__OBJECTIVE 1__
Decide whether each statement below agrees with the passage on broker latency benchmarks. Answer yes or no for each, and quote the deciding words from the passage.
(a) With a replication factor of 1, latency is around 1ms when the benchmark machine is also the partition leader.
(b) The machine running broker 3 was under heavy load.
(c) With a replication factor of 3, broker number 2 had slightly better timings than broker number 3.
__OBJECTIVE 2__
Write the next part of the passage on broker latency benchmarks, starting after its final sentence.

Another thing that we learnt from having chronological plots (and which is very obvious in hindsight) was that we not only need a round of messages as a warmup (which everyone thinks of) but also a round of messages as a cool down. Otherwise, the last couple of messages will be buffered and give you a latency peak at the end.
We never fully understood what was going on with the machine on which broker 3 was running as it wasn't under any significant load or anything like that. It might be some misconfiguration somewhere or a bad cable, who knows. In the end we simply decided to switch over to a different machine and see what happens there.
Once we removed the bad machine from our cluster, things started to become much more consistent and closer to what article number two was promising. First, we ran a couple of tests with a replication factor of 1 and got the following results:
As you can see, apart from the occasional spike in latency (which could be caused by anything), the latencies are pretty consistent. If the same machine that is running the benchmark also happens to be the partition leader (broker number 1), then the latency is around 1ms. If it is another machine (so we have to communicate via the network), typical latencies are around 1.5ms.
Moving on to a replication factor of 3, the latency obviously increases:
If the benchmark machine is also the leader, latencies are around 2ms and otherwise they are around 2.5ms. It seems that broker number 2 was probably under a bit more load at the time of the benchmark and hence its timings are slightly worse than those for broker number 3.

__GIVEN DATA__

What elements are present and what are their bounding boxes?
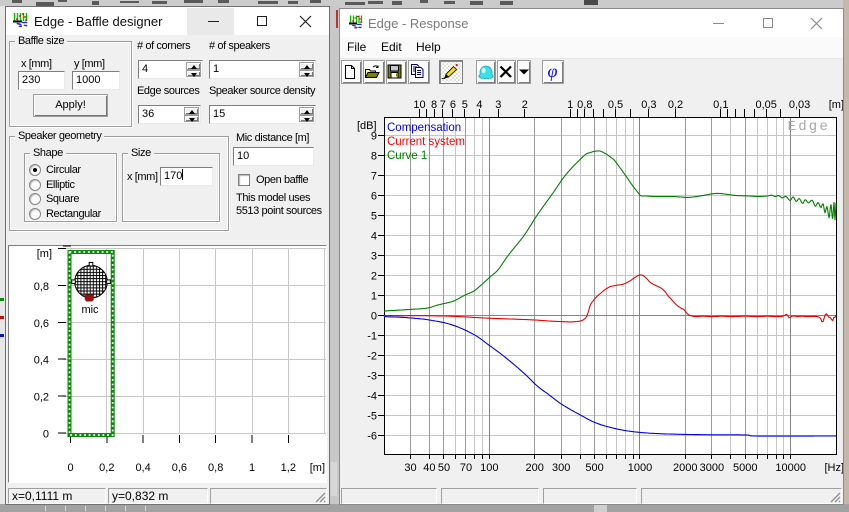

__WRITTEN ANSWER 1__
(a) Yes: "If the same machine that is running the benchmark also happens to be the partition leader (broker number 1), then the latency is around 1ms."
(b) No: "it wasn't under any significant load or anything like that"
(c) No: "its timings are slightly worse than those for broker number 3"

__WRITTEN ANSWER 2__
We didn't really systematically benchmark any other message rates or sizes because we just wanted to get an idea of what we can expect. As a rule of thumb, initially latencies will be better as message size and number of messages per second increase. This is up to a point, where other bottlenecks become relevant. In the extreme case, if we are really unreasonable and attempt to send something like 100KB messages at a rate of 1000 messages per second (so that's roughly 100MB/s), then network congestion sets in (remember that we are using Gigabit network here) and we start seeing graphs like this one:
Feel free to do your own experiments (as mentioned at the beginning, all the code is on Github) but be aware that with everything using default configurations, message sizes in the vicinity of 1MB will not work and might either lead to very bad results, the benchmark not being able to run at all because things time out or even a deadlock.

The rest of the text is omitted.